Therefore,                          
the present chemical composition might be significantly different from the
composition of their parent population. Moreover, Sweigart and collaborators
(Moehler et al. 2004, A&A, 415, 313; Brown et al. 2000, ApJ, 532, 308)
suggested                          
a new evolutionary scenario to produce sdB stars. The RGB stars affected by
strong mass loss along the RGB experience during the subsequent phases a
Hot-Helium flash (see also Momany et al. 2004, A&A, 420, 605).
I would suggest that the Authors comment this point and mention that their
analysis might require an extension to lower stellar masses.


Two minor points:
1) section 2.1, pg. 6:
I would suggest that the Authors include a Table, which summarizes
the input parameters adopted to construct evolutionary models.
Moreover, I would also suggest that the Authors compare the He-core
masses at the He-flash with similar values available in the literature
(amont the many others Bono et al. 1997, ApJ, 479, 279).

2) section 3, pg. 9:
Theoretical preditions plotted in figures 1 and 2 are very interesting.
I was wondering whether current predictions affects the luminosity of
the RGB-Bump. Several investigations have been devoted to this evolutionary
feature, but current understanding is far from being complete (Riello et al.
2003, A&A, 410, 553; Cassisi et al. 2002, ApJ, 565, 1231). If this is the
case,
the comparison between theory and observations might supply useful
constraints
upon the physical assumptions adopted to mimic the rotation rate both in
convective and in radiative regions. In particular, it would be interesting
to check whether angular momentum conservation affects the shape of the
discontinuity in the chemical profile, left behind by the receding convective
region. Obviously, this is only a suggestion, probably biased by my own
interests.


A few typos:
1) Abstract, 12 lines from top:
The word "momention" should be changed into "momentum".

Brief 1
In the excerpt, which word should be changed to "momentum"?
Brief 2
Say whether each statement agrees with the excerpt, and quote the words that decide it. (a) A table summarizing the input parameters of the evolutionary models is suggested. (b) Current understanding of the RGB-Bump is described as complete. (c) The typo "momention" is located in section 3.
The records below were taken from a separate source.

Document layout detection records
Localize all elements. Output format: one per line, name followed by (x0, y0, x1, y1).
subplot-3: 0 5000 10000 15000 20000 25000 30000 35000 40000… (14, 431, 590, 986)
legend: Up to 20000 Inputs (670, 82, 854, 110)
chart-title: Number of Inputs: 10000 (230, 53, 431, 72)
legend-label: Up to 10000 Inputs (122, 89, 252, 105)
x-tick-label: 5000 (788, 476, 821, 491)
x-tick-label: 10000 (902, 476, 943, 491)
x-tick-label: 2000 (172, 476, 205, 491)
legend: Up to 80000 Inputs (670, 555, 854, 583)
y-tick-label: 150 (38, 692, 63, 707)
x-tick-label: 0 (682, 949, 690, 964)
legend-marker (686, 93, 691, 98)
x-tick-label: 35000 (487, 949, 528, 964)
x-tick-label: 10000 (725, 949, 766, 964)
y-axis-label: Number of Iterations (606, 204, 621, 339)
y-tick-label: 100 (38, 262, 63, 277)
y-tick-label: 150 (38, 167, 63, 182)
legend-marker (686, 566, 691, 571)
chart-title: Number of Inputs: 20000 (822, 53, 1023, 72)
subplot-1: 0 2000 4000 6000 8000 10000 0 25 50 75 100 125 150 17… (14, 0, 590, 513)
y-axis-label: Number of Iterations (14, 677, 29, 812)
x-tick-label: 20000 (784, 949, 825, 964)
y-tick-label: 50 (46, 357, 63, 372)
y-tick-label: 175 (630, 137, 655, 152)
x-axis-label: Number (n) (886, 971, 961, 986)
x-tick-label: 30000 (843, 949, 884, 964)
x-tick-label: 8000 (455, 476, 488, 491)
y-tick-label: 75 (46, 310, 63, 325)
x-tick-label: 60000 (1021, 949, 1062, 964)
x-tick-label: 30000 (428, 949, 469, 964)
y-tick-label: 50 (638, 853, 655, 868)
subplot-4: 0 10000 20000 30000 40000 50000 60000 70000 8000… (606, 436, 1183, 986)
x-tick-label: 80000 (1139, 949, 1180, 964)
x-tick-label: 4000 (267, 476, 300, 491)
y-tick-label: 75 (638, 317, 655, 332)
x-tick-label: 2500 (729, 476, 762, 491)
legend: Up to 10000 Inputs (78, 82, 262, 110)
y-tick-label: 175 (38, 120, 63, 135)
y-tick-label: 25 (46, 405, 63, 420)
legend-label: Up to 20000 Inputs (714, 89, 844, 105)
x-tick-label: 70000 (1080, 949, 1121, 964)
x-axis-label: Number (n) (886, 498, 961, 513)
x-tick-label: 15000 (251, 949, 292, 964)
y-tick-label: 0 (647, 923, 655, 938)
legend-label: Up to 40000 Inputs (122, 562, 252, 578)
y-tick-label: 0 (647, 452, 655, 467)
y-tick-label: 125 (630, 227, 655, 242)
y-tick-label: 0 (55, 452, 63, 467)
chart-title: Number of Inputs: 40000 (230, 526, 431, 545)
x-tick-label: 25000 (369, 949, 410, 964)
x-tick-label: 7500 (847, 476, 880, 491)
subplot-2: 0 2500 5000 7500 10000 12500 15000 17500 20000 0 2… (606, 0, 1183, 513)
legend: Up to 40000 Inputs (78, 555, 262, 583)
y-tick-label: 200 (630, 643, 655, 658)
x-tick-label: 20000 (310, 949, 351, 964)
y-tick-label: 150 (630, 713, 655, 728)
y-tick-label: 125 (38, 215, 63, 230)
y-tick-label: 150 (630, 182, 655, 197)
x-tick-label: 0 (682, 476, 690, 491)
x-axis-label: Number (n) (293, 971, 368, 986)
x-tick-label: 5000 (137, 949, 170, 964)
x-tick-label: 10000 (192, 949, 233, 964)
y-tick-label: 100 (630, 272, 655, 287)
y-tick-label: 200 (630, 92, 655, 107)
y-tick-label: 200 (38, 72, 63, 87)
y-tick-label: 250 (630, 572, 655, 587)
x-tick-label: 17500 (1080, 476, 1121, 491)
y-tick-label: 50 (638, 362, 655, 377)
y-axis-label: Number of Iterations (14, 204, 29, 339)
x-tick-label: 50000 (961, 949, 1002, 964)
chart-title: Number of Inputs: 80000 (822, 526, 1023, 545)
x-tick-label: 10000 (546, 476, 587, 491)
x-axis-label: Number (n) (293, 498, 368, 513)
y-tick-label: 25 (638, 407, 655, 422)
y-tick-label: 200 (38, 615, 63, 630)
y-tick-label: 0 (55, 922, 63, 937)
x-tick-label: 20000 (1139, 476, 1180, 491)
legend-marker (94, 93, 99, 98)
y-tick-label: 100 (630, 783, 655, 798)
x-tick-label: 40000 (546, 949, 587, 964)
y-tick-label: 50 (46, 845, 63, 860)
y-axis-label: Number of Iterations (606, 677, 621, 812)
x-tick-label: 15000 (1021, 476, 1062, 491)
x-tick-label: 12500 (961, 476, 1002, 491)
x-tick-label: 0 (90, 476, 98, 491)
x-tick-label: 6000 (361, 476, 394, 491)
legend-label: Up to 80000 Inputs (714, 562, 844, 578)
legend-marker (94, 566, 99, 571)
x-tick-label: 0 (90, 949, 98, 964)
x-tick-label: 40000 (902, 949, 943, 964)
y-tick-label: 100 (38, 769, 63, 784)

Task solution 1
"momention"

Task solution 2
(a) Yes: "I would suggest that the Authors include a Table, which summarizes the input parameters adopted to construct evolutionary models."
(b) No: "current understanding is far from being complete"
(c) No: "Abstract, 12 lines from top"